PROMPT:
Find each line with the string "JSON" and report it.

Stored data entries:
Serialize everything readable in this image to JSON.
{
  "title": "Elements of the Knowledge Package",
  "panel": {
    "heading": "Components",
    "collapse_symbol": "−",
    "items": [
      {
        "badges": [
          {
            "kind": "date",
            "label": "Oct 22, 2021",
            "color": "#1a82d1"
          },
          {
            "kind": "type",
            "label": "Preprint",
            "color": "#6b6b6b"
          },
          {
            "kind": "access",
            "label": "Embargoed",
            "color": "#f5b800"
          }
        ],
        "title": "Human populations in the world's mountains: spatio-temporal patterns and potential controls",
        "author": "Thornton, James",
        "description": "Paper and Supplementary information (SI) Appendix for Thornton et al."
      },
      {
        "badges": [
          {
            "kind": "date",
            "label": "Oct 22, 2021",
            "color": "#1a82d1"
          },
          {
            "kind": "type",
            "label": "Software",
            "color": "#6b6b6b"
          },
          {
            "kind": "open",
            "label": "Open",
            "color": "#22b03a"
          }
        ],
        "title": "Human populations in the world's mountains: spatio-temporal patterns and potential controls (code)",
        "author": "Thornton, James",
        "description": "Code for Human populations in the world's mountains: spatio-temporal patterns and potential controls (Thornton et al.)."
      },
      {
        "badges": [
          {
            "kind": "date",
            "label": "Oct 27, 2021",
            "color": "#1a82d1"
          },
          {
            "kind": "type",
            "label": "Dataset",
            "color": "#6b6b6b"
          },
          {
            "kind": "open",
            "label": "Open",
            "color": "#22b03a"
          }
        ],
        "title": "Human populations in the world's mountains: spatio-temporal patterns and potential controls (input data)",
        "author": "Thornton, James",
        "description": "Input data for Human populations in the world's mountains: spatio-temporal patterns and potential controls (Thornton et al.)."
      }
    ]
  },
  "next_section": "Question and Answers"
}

--

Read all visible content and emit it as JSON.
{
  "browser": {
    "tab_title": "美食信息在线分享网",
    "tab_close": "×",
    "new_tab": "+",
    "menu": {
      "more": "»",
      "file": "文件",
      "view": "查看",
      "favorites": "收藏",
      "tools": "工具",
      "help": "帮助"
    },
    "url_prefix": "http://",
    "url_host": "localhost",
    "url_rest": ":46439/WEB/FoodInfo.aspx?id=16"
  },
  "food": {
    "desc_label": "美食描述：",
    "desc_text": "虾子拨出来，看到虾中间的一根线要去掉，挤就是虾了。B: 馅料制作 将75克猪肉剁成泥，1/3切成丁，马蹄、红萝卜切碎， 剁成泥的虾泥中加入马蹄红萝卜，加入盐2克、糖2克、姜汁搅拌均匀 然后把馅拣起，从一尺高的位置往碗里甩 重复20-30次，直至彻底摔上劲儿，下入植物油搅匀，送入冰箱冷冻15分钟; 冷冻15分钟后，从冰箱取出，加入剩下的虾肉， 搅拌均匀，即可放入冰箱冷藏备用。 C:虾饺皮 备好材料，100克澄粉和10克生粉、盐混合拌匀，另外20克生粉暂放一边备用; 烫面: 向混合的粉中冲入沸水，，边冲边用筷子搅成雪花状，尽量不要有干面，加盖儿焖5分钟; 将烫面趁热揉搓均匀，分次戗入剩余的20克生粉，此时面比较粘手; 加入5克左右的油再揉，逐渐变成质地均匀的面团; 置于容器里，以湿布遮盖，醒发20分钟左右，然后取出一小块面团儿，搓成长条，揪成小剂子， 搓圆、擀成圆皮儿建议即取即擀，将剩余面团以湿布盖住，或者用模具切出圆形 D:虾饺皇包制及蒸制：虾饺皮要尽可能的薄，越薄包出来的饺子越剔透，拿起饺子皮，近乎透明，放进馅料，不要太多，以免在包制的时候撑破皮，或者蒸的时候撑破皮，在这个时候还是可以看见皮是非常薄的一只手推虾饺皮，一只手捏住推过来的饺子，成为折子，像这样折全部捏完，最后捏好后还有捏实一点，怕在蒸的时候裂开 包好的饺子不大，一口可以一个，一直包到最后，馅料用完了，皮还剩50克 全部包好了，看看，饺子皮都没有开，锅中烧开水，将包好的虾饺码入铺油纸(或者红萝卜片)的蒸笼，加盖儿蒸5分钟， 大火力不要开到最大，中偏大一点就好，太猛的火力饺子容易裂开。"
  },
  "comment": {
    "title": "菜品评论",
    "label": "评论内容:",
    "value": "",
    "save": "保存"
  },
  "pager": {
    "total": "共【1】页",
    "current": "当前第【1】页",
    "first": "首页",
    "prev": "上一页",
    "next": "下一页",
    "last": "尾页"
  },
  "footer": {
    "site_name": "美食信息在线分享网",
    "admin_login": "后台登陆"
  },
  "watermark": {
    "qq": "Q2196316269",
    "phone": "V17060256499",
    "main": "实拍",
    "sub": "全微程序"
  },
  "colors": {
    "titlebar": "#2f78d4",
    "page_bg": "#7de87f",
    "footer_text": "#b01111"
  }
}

OUTPUT OF THE EXERCISE:
Serialize everything readable in this image to JSON.
Read all visible content and emit it as JSON.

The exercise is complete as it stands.